■ Short problem ■
Will you give every entry again exactly as it stands?

** START Data listing **

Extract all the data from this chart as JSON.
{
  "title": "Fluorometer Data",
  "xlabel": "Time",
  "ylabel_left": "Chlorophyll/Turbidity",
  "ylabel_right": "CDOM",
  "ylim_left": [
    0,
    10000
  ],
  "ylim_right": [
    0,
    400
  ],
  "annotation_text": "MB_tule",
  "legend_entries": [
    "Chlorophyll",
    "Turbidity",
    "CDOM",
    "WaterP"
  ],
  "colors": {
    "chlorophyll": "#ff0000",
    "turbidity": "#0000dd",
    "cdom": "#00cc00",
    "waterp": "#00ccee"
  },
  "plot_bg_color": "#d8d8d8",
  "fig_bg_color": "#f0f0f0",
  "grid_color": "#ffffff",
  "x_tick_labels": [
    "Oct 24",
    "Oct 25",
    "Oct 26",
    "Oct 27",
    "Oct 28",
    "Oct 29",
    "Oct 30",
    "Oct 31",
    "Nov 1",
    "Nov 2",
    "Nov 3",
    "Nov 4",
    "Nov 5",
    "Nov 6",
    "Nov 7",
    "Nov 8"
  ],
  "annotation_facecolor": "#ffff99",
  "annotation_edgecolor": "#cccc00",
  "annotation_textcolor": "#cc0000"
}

** END Data listing **

■ Task response ■
Extract all the data from this chart as JSON.
{
  "title": "Fluorometer Data",
  "xlabel": "Time",
  "ylabel_left": "Chlorophyll/Turbidity",
  "ylabel_right": "CDOM",
  "ylim_left": [
    0,
    10000
  ],
  "ylim_right": [
    0,
    400
  ],
  "annotation_text": "MB_tule",
  "legend_entries": [
    "Chlorophyll",
    "Turbidity",
    "CDOM",
    "WaterP"
  ],
  "colors": {
    "chlorophyll": "#ff0000",
    "turbidity": "#0000dd",
    "cdom": "#00cc00",
    "waterp": "#00ccee"
  },
  "plot_bg_color": "#d8d8d8",
  "fig_bg_color": "#f0f0f0",
  "grid_color": "#ffffff",
  "x_tick_labels": [
    "Oct 24",
    "Oct 25",
    "Oct 26",
    "Oct 27",
    "Oct 28",
    "Oct 29",
    "Oct 30",
    "Oct 31",
    "Nov 1",
    "Nov 2",
    "Nov 3",
    "Nov 4",
    "Nov 5",
    "Nov 6",
    "Nov 7",
    "Nov 8"
  ],
  "annotation_facecolor": "#ffff99",
  "annotation_edgecolor": "#cccc00",
  "annotation_textcolor": "#cc0000"
}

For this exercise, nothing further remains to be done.